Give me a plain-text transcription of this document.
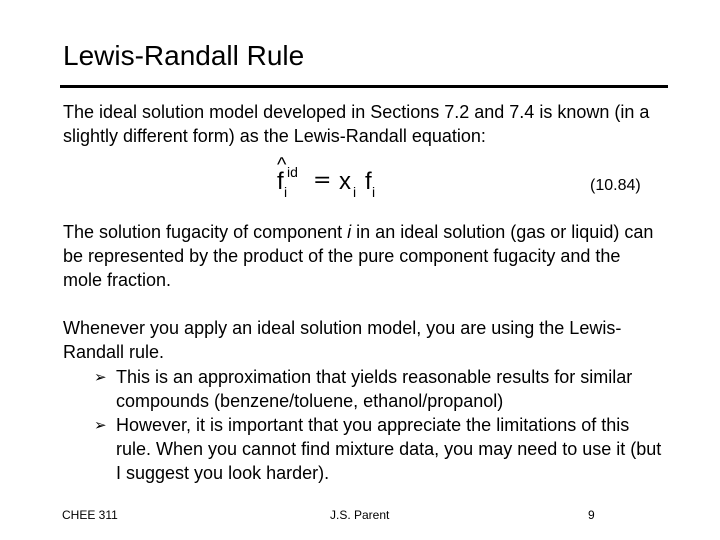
Lewis-Randall Rule

The ideal solution model developed in Sections 7.2 and 7.4 is known (in a slightly different form) as the Lewis-Randall equation:

^
f i
id = x i f i	(10.84)

The solution fugacity of component i in an ideal solution (gas or liquid) can be represented by the product of the pure component fugacity and the mole fraction.

Whenever you apply an ideal solution model, you are using the Lewis-Randall rule.

➢ This is an approximation that yields reasonable results for similar compounds (benzene/toluene, ethanol/propanol)
➢ However, it is important that you appreciate the limitations of this rule. When you cannot find mixture data, you may need to use it (but I suggest you look harder).
CHEE 311	J.S. Parent	9
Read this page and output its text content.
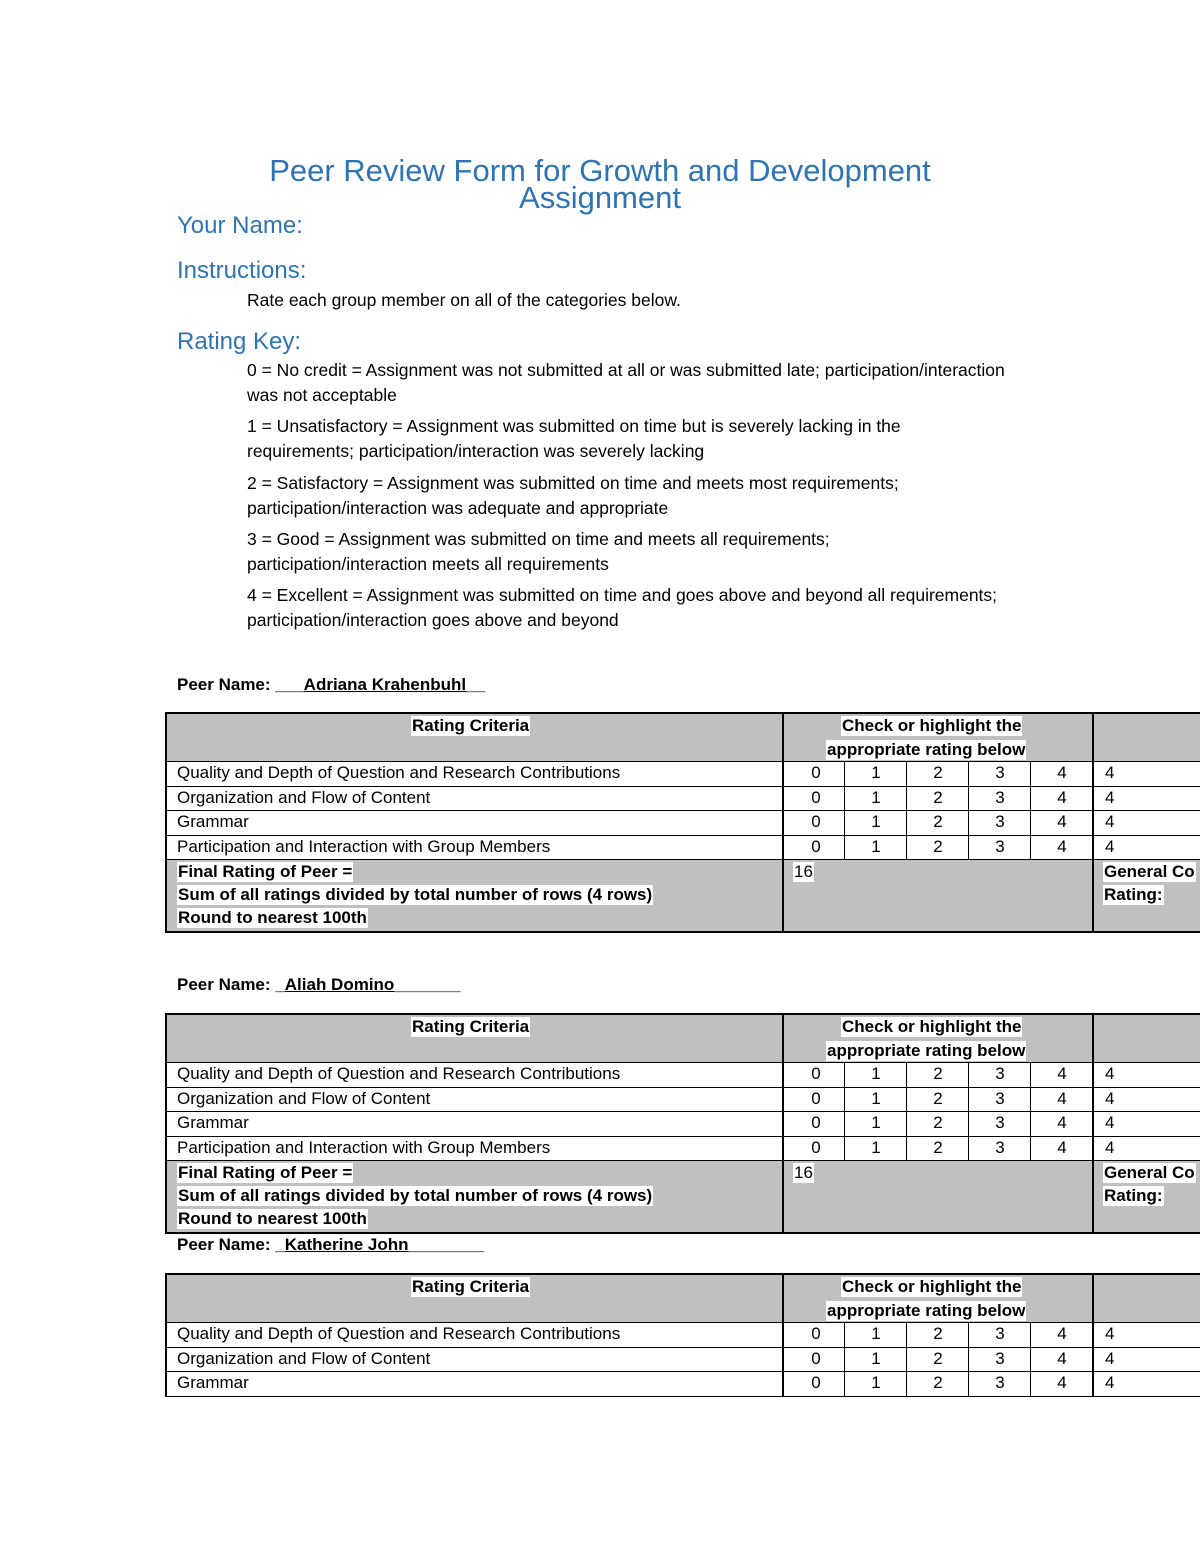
Peer Review Form for Growth and Development
Assignment
Your Name:
Instructions:
Rate each group member on all of the categories below.
Rating Key:
0 = No credit = Assignment was not submitted at all or was submitted late; participation/interaction was not acceptable
1 = Unsatisfactory = Assignment was submitted on time but is severely lacking in the requirements; participation/interaction was severely lacking
2 = Satisfactory = Assignment was submitted on time and meets most requirements; participation/interaction was adequate and appropriate
3 = Good = Assignment was submitted on time and meets all requirements; participation/interaction meets all requirements
4 = Excellent = Assignment was submitted on time and goes above and beyond all requirements; participation/interaction goes above and beyond
Peer Name: ___Adriana Krahenbuhl__
Rating Criteria	Check or highlight the
appropriate rating below
Quality and Depth of Question and Research Contributions	0	1	2	3	4	4
Organization and Flow of Content	0	1	2	3	4	4
Grammar	0	1	2	3	4	4
Participation and Interaction with Group Members	0	1	2	3	4	4
Final Rating of Peer =
Sum of all ratings divided by total number of rows (4 rows)
Round to nearest 100th
16	General Co
Rating:
Peer Name: _Aliah Domino_______
Rating Criteria	Check or highlight the
appropriate rating below
Quality and Depth of Question and Research Contributions	0	1	2	3	4	4
Organization and Flow of Content	0	1	2	3	4	4
Grammar	0	1	2	3	4	4
Participation and Interaction with Group Members	0	1	2	3	4	4
Final Rating of Peer =
Sum of all ratings divided by total number of rows (4 rows)
Round to nearest 100th
16	General Co
Rating:
Peer Name: _Katherine John________
Rating Criteria	Check or highlight the
appropriate rating below
Quality and Depth of Question and Research Contributions	0	1	2	3	4	4
Organization and Flow of Content	0	1	2	3	4	4
Grammar	0	1	2	3	4	4
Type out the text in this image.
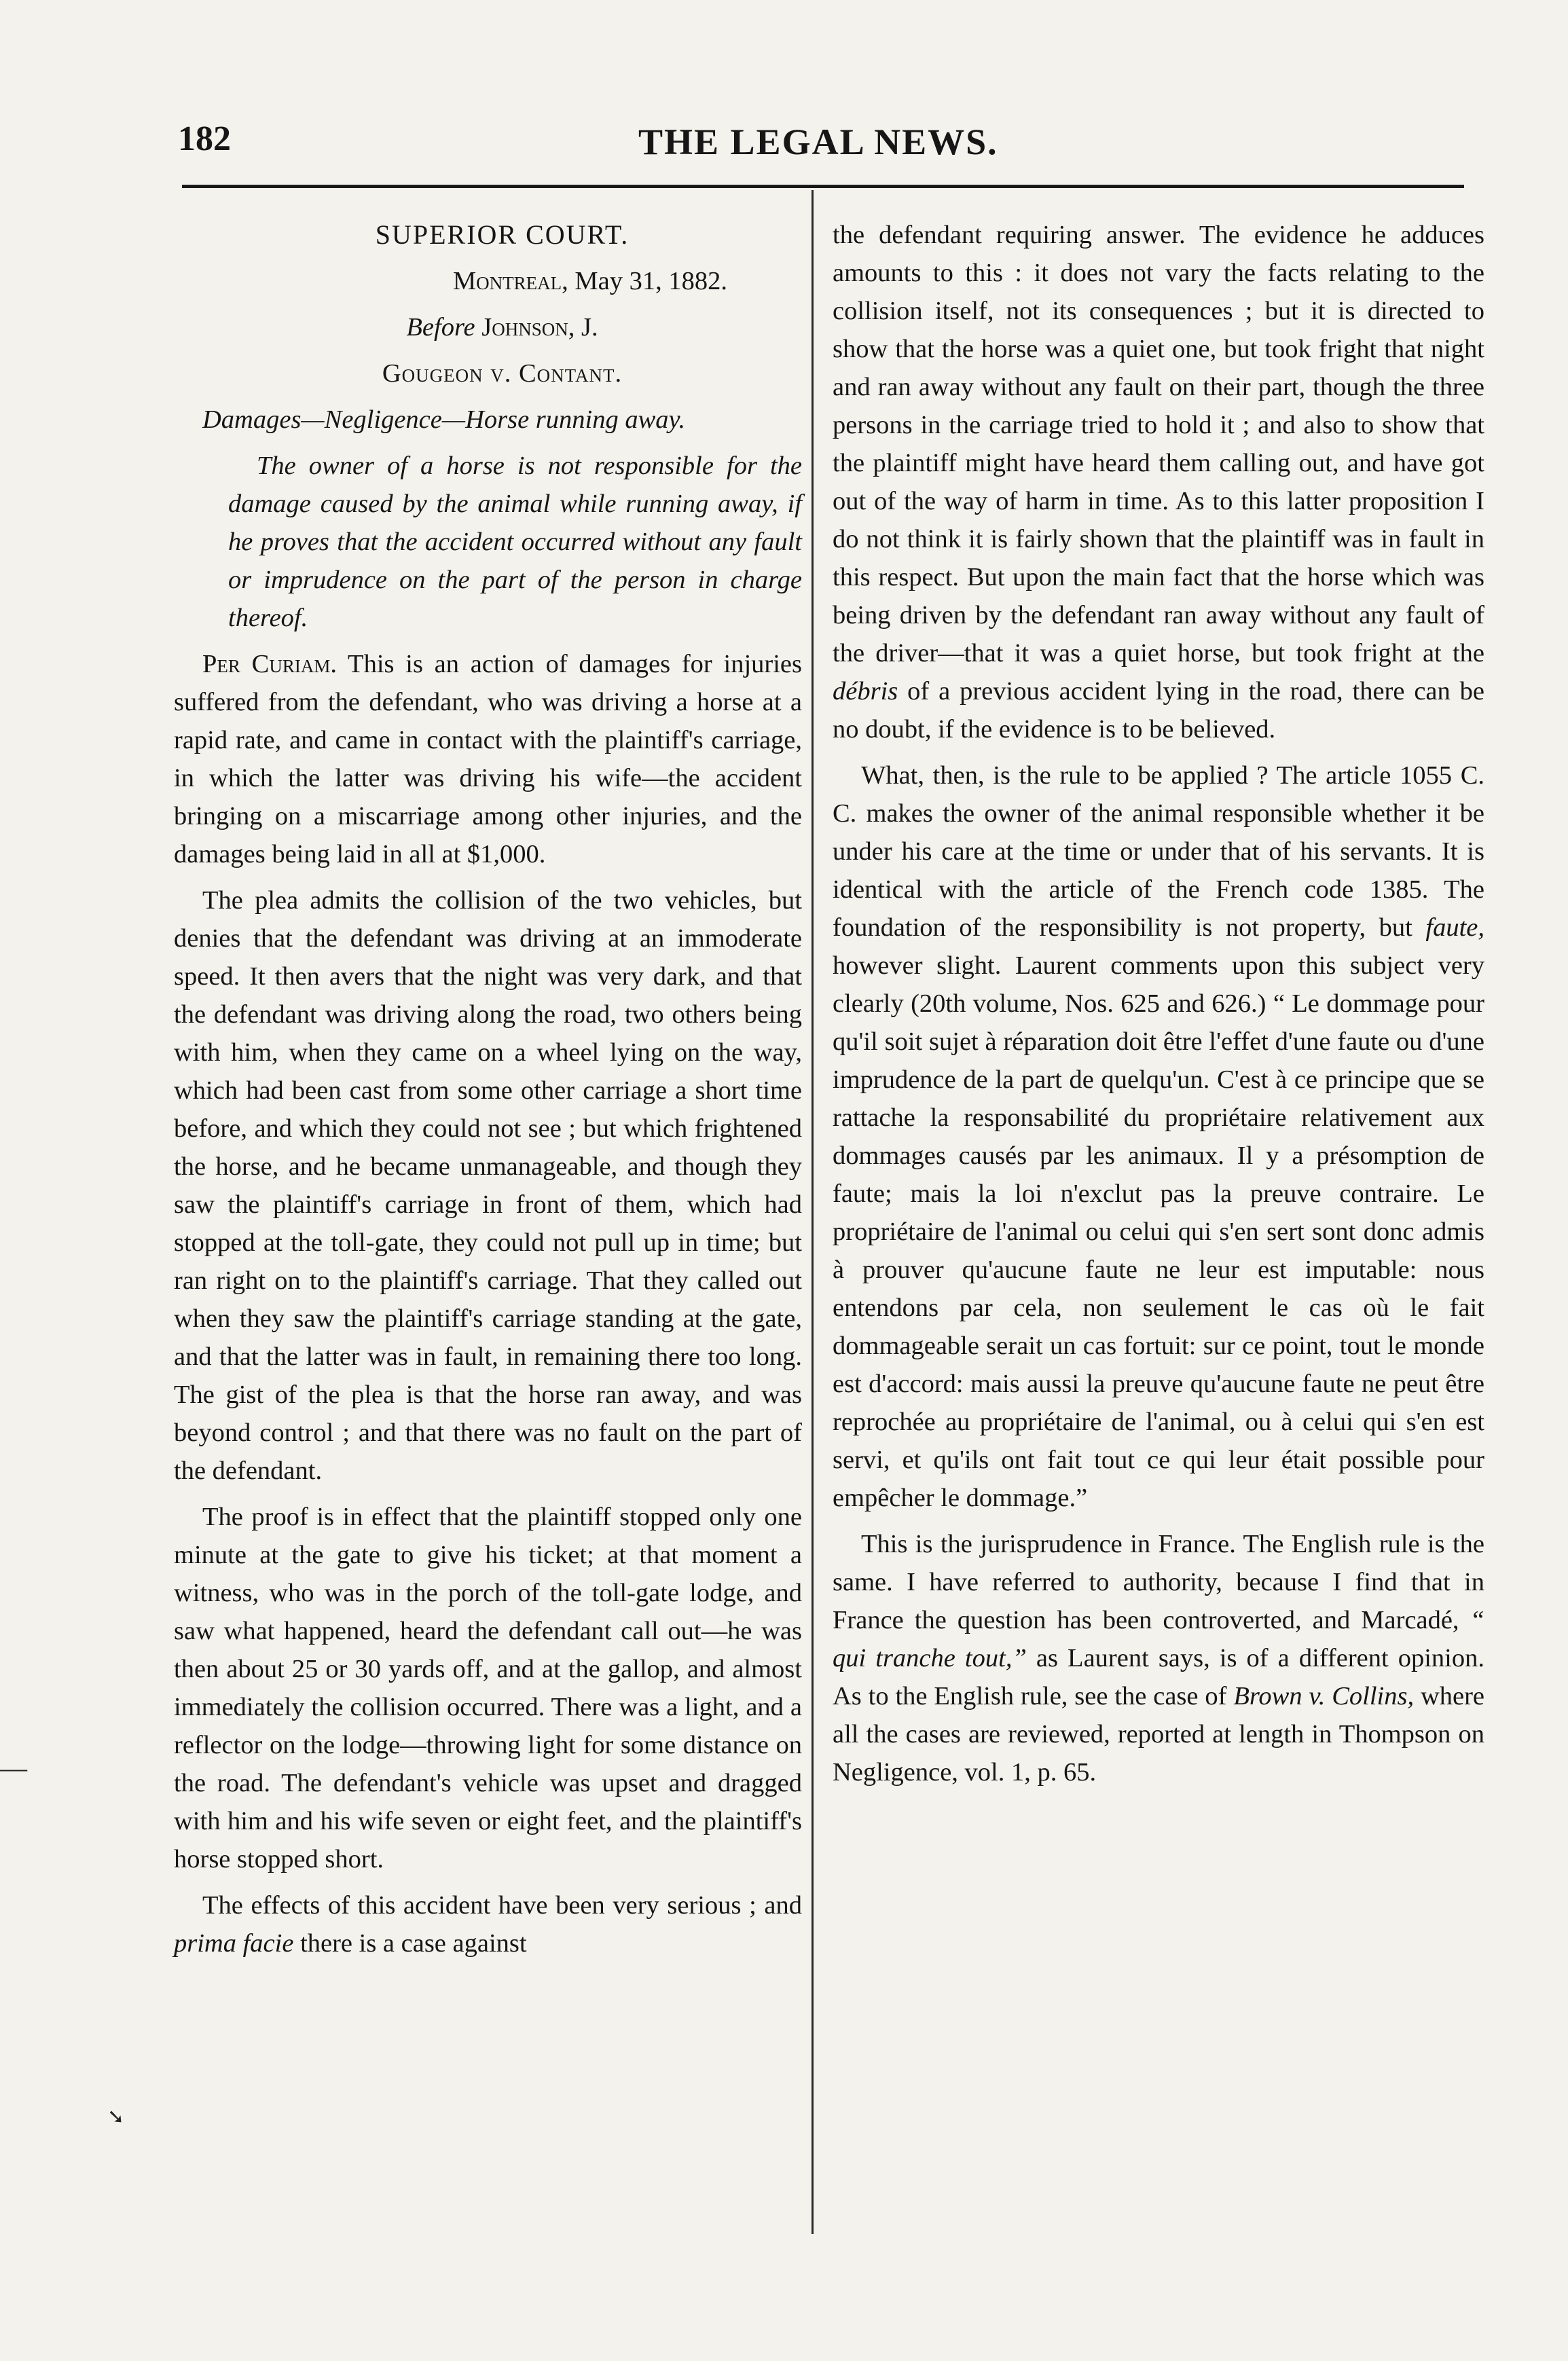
182	THE LEGAL NEWS.
—
➘

SUPERIOR COURT.

Montreal, May 31, 1882.

Before Johnson, J.

Gougeon v. Contant.

Damages—Negligence—Horse running away.

The owner of a horse is not responsible for the damage caused by the animal while running away, if he proves that the accident occurred without any fault or imprudence on the part of the person in charge thereof.

Per Curiam. This is an action of damages for injuries suffered from the defendant, who was driving a horse at a rapid rate, and came in contact with the plaintiff's carriage, in which the latter was driving his wife—the accident bringing on a miscarriage among other injuries, and the damages being laid in all at $1,000.

The plea admits the collision of the two vehicles, but denies that the defendant was driving at an immoderate speed. It then avers that the night was very dark, and that the defendant was driving along the road, two others being with him, when they came on a wheel lying on the way, which had been cast from some other carriage a short time before, and which they could not see ; but which frightened the horse, and he became unmanageable, and though they saw the plaintiff's carriage in front of them, which had stopped at the toll-gate, they could not pull up in time; but ran right on to the plaintiff's carriage. That they called out when they saw the plaintiff's carriage standing at the gate, and that the latter was in fault, in remaining there too long. The gist of the plea is that the horse ran away, and was beyond control ; and that there was no fault on the part of the defendant.

The proof is in effect that the plaintiff stopped only one minute at the gate to give his ticket; at that moment a witness, who was in the porch of the toll-gate lodge, and saw what happened, heard the defendant call out—he was then about 25 or 30 yards off, and at the gallop, and almost immediately the collision occurred. There was a light, and a reflector on the lodge—throwing light for some distance on the road. The defendant's vehicle was upset and dragged with him and his wife seven or eight feet, and the plaintiff's horse stopped short.

The effects of this accident have been very serious ; and prima facie there is a case against

the defendant requiring answer. The evidence he adduces amounts to this : it does not vary the facts relating to the collision itself, not its consequences ; but it is directed to show that the horse was a quiet one, but took fright that night and ran away without any fault on their part, though the three persons in the carriage tried to hold it ; and also to show that the plaintiff might have heard them calling out, and have got out of the way of harm in time. As to this latter proposition I do not think it is fairly shown that the plaintiff was in fault in this respect. But upon the main fact that the horse which was being driven by the defendant ran away without any fault of the driver—that it was a quiet horse, but took fright at the débris of a previous accident lying in the road, there can be no doubt, if the evidence is to be believed.

What, then, is the rule to be applied ? The article 1055 C. C. makes the owner of the animal responsible whether it be under his care at the time or under that of his servants. It is identical with the article of the French code 1385. The foundation of the responsibility is not property, but faute, however slight. Laurent comments upon this subject very clearly (20th volume, Nos. 625 and 626.) “ Le dommage pour qu'il soit sujet à réparation doit être l'effet d'une faute ou d'une imprudence de la part de quelqu'un. C'est à ce principe que se rattache la responsabilité du propriétaire relativement aux dommages causés par les animaux. Il y a présomption de faute; mais la loi n'exclut pas la preuve contraire. Le propriétaire de l'animal ou celui qui s'en sert sont donc admis à prouver qu'aucune faute ne leur est imputable: nous entendons par cela, non seulement le cas où le fait dommageable serait un cas fortuit: sur ce point, tout le monde est d'accord: mais aussi la preuve qu'aucune faute ne peut être reprochée au propriétaire de l'animal, ou à celui qui s'en est servi, et qu'ils ont fait tout ce qui leur était possible pour empêcher le dommage.”

This is the jurisprudence in France. The English rule is the same. I have referred to authority, because I find that in France the question has been controverted, and Marcadé, “ qui tranche tout,” as Laurent says, is of a different opinion. As to the English rule, see the case of Brown v. Collins, where all the cases are reviewed, reported at length in Thompson on Negligence, vol. 1, p. 65.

####

Take the listing and print it again exactly, but without any pictures.

TASK ANSWER:
Give me a plain-text transcription of this document.
Lewis-Randall Rule

The ideal solution model developed in Sections 7.2 and 7.4 is known (in a slightly different form) as the Lewis-Randall equation:

^
f i
id = x i f i	(10.84)

The solution fugacity of component i in an ideal solution (gas or liquid) can be represented by the product of the pure component fugacity and the mole fraction.

Whenever you apply an ideal solution model, you are using the Lewis-Randall rule.

➢ This is an approximation that yields reasonable results for similar compounds (benzene/toluene, ethanol/propanol)
➢ However, it is important that you appreciate the limitations of this rule. When you cannot find mixture data, you may need to use it (but I suggest you look harder).
CHEE 311	J.S. Parent	9
Read this page and output its text content.
Peer Review Form for Growth and Development
Assignment
Your Name:
Instructions:
Rate each group member on all of the categories below.
Rating Key:
0 = No credit = Assignment was not submitted at all or was submitted late; participation/interaction was not acceptable
1 = Unsatisfactory = Assignment was submitted on time but is severely lacking in the requirements; participation/interaction was severely lacking
2 = Satisfactory = Assignment was submitted on time and meets most requirements; participation/interaction was adequate and appropriate
3 = Good = Assignment was submitted on time and meets all requirements; participation/interaction meets all requirements
4 = Excellent = Assignment was submitted on time and goes above and beyond all requirements; participation/interaction goes above and beyond
Peer Name: ___Adriana Krahenbuhl__
Rating Criteria	Check or highlight the
appropriate rating below
Quality and Depth of Question and Research Contributions	0	1	2	3	4	4
Organization and Flow of Content	0	1	2	3	4	4
Grammar	0	1	2	3	4	4
Participation and Interaction with Group Members	0	1	2	3	4	4
Final Rating of Peer =
Sum of all ratings divided by total number of rows (4 rows)
Round to nearest 100th
16	General Co
Rating:
Peer Name: _Aliah Domino_______
Rating Criteria	Check or highlight the
appropriate rating below
Quality and Depth of Question and Research Contributions	0	1	2	3	4	4
Organization and Flow of Content	0	1	2	3	4	4
Grammar	0	1	2	3	4	4
Participation and Interaction with Group Members	0	1	2	3	4	4
Final Rating of Peer =
Sum of all ratings divided by total number of rows (4 rows)
Round to nearest 100th
16	General Co
Rating:
Peer Name: _Katherine John________
Rating Criteria	Check or highlight the
appropriate rating below
Quality and Depth of Question and Research Contributions	0	1	2	3	4	4
Organization and Flow of Content	0	1	2	3	4	4
Grammar	0	1	2	3	4	4
Type out the text in this image.
182	THE LEGAL NEWS.
—
➘

SUPERIOR COURT.

Montreal, May 31, 1882.

Before Johnson, J.

Gougeon v. Contant.

Damages—Negligence—Horse running away.

The owner of a horse is not responsible for the damage caused by the animal while running away, if he proves that the accident occurred without any fault or imprudence on the part of the person in charge thereof.

Per Curiam. This is an action of damages for injuries suffered from the defendant, who was driving a horse at a rapid rate, and came in contact with the plaintiff's carriage, in which the latter was driving his wife—the accident bringing on a miscarriage among other injuries, and the damages being laid in all at $1,000.

The plea admits the collision of the two vehicles, but denies that the defendant was driving at an immoderate speed. It then avers that the night was very dark, and that the defendant was driving along the road, two others being with him, when they came on a wheel lying on the way, which had been cast from some other carriage a short time before, and which they could not see ; but which frightened the horse, and he became unmanageable, and though they saw the plaintiff's carriage in front of them, which had stopped at the toll-gate, they could not pull up in time; but ran right on to the plaintiff's carriage. That they called out when they saw the plaintiff's carriage standing at the gate, and that the latter was in fault, in remaining there too long. The gist of the plea is that the horse ran away, and was beyond control ; and that there was no fault on the part of the defendant.

The proof is in effect that the plaintiff stopped only one minute at the gate to give his ticket; at that moment a witness, who was in the porch of the toll-gate lodge, and saw what happened, heard the defendant call out—he was then about 25 or 30 yards off, and at the gallop, and almost immediately the collision occurred. There was a light, and a reflector on the lodge—throwing light for some distance on the road. The defendant's vehicle was upset and dragged with him and his wife seven or eight feet, and the plaintiff's horse stopped short.

The effects of this accident have been very serious ; and prima facie there is a case against

the defendant requiring answer. The evidence he adduces amounts to this : it does not vary the facts relating to the collision itself, not its consequences ; but it is directed to show that the horse was a quiet one, but took fright that night and ran away without any fault on their part, though the three persons in the carriage tried to hold it ; and also to show that the plaintiff might have heard them calling out, and have got out of the way of harm in time. As to this latter proposition I do not think it is fairly shown that the plaintiff was in fault in this respect. But upon the main fact that the horse which was being driven by the defendant ran away without any fault of the driver—that it was a quiet horse, but took fright at the débris of a previous accident lying in the road, there can be no doubt, if the evidence is to be believed.

What, then, is the rule to be applied ? The article 1055 C. C. makes the owner of the animal responsible whether it be under his care at the time or under that of his servants. It is identical with the article of the French code 1385. The foundation of the responsibility is not property, but faute, however slight. Laurent comments upon this subject very clearly (20th volume, Nos. 625 and 626.) “ Le dommage pour qu'il soit sujet à réparation doit être l'effet d'une faute ou d'une imprudence de la part de quelqu'un. C'est à ce principe que se rattache la responsabilité du propriétaire relativement aux dommages causés par les animaux. Il y a présomption de faute; mais la loi n'exclut pas la preuve contraire. Le propriétaire de l'animal ou celui qui s'en sert sont donc admis à prouver qu'aucune faute ne leur est imputable: nous entendons par cela, non seulement le cas où le fait dommageable serait un cas fortuit: sur ce point, tout le monde est d'accord: mais aussi la preuve qu'aucune faute ne peut être reprochée au propriétaire de l'animal, ou à celui qui s'en est servi, et qu'ils ont fait tout ce qui leur était possible pour empêcher le dommage.”

This is the jurisprudence in France. The English rule is the same. I have referred to authority, because I find that in France the question has been controverted, and Marcadé, “ qui tranche tout,” as Laurent says, is of a different opinion. As to the English rule, see the case of Brown v. Collins, where all the cases are reviewed, reported at length in Thompson on Negligence, vol. 1, p. 65.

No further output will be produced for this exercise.